[Saved entries]
>>
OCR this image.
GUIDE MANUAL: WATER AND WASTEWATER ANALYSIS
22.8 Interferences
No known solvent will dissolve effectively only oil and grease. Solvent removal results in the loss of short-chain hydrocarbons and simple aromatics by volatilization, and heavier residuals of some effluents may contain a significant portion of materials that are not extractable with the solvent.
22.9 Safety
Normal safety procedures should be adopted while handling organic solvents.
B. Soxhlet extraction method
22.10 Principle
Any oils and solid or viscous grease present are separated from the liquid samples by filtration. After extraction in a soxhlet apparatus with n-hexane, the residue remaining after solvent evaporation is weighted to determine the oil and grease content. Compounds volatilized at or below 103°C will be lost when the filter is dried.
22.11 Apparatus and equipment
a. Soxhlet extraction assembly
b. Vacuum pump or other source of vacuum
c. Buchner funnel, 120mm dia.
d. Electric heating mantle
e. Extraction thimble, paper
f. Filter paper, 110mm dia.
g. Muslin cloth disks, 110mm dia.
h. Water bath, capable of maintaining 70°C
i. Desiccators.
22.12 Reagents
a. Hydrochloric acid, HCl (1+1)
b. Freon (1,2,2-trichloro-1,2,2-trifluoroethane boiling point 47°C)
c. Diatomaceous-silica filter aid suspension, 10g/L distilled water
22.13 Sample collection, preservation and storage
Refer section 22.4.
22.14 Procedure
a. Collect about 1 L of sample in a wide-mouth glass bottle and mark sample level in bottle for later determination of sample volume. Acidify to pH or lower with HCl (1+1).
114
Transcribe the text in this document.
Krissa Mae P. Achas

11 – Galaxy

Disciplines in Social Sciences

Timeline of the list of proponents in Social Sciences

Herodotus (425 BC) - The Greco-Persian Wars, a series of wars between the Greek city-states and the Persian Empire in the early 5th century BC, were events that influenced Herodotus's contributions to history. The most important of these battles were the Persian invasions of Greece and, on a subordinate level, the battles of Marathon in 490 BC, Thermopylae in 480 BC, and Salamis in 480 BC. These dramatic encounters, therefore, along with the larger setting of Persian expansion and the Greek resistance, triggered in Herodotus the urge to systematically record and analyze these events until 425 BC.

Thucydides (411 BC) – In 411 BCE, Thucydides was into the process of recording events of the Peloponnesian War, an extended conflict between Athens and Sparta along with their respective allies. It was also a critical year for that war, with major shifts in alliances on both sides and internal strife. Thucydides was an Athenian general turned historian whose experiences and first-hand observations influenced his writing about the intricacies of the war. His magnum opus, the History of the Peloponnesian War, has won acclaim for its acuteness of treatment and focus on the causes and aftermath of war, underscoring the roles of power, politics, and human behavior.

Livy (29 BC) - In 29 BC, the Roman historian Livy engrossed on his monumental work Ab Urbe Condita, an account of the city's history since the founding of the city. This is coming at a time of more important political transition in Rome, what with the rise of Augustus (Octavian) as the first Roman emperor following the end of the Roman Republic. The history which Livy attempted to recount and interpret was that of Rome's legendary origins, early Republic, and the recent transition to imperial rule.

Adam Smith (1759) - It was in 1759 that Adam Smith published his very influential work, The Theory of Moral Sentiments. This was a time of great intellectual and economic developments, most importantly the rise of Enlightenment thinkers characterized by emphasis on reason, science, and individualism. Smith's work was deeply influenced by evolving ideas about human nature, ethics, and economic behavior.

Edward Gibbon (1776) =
<<
[What you should do]
Recopy the entries above exactly, with every line included.

[Result of this exercise]
OCR this image.
GUIDE MANUAL: WATER AND WASTEWATER ANALYSIS
22.8 Interferences
No known solvent will dissolve effectively only oil and grease. Solvent removal results in the loss of short-chain hydrocarbons and simple aromatics by volatilization, and heavier residuals of some effluents may contain a significant portion of materials that are not extractable with the solvent.
22.9 Safety
Normal safety procedures should be adopted while handling organic solvents.
B. Soxhlet extraction method
22.10 Principle
Any oils and solid or viscous grease present are separated from the liquid samples by filtration. After extraction in a soxhlet apparatus with n-hexane, the residue remaining after solvent evaporation is weighted to determine the oil and grease content. Compounds volatilized at or below 103°C will be lost when the filter is dried.
22.11 Apparatus and equipment
a. Soxhlet extraction assembly
b. Vacuum pump or other source of vacuum
c. Buchner funnel, 120mm dia.
d. Electric heating mantle
e. Extraction thimble, paper
f. Filter paper, 110mm dia.
g. Muslin cloth disks, 110mm dia.
h. Water bath, capable of maintaining 70°C
i. Desiccators.
22.12 Reagents
a. Hydrochloric acid, HCl (1+1)
b. Freon (1,2,2-trichloro-1,2,2-trifluoroethane boiling point 47°C)
c. Diatomaceous-silica filter aid suspension, 10g/L distilled water
22.13 Sample collection, preservation and storage
Refer section 22.4.
22.14 Procedure
a. Collect about 1 L of sample in a wide-mouth glass bottle and mark sample level in bottle for later determination of sample volume. Acidify to pH or lower with HCl (1+1).
114
Transcribe the text in this document.
Krissa Mae P. Achas

11 – Galaxy

Disciplines in Social Sciences

Timeline of the list of proponents in Social Sciences

Herodotus (425 BC) - The Greco-Persian Wars, a series of wars between the Greek city-states and the Persian Empire in the early 5th century BC, were events that influenced Herodotus's contributions to history. The most important of these battles were the Persian invasions of Greece and, on a subordinate level, the battles of Marathon in 490 BC, Thermopylae in 480 BC, and Salamis in 480 BC. These dramatic encounters, therefore, along with the larger setting of Persian expansion and the Greek resistance, triggered in Herodotus the urge to systematically record and analyze these events until 425 BC.

Thucydides (411 BC) – In 411 BCE, Thucydides was into the process of recording events of the Peloponnesian War, an extended conflict between Athens and Sparta along with their respective allies. It was also a critical year for that war, with major shifts in alliances on both sides and internal strife. Thucydides was an Athenian general turned historian whose experiences and first-hand observations influenced his writing about the intricacies of the war. His magnum opus, the History of the Peloponnesian War, has won acclaim for its acuteness of treatment and focus on the causes and aftermath of war, underscoring the roles of power, politics, and human behavior.

Livy (29 BC) - In 29 BC, the Roman historian Livy engrossed on his monumental work Ab Urbe Condita, an account of the city's history since the founding of the city. This is coming at a time of more important political transition in Rome, what with the rise of Augustus (Octavian) as the first Roman emperor following the end of the Roman Republic. The history which Livy attempted to recount and interpret was that of Rome's legendary origins, early Republic, and the recent transition to imperial rule.

Adam Smith (1759) - It was in 1759 that Adam Smith published his very influential work, The Theory of Moral Sentiments. This was a time of great intellectual and economic developments, most importantly the rise of Enlightenment thinkers characterized by emphasis on reason, science, and individualism. Smith's work was deeply influenced by evolving ideas about human nature, ethics, and economic behavior.

Edward Gibbon (1776) =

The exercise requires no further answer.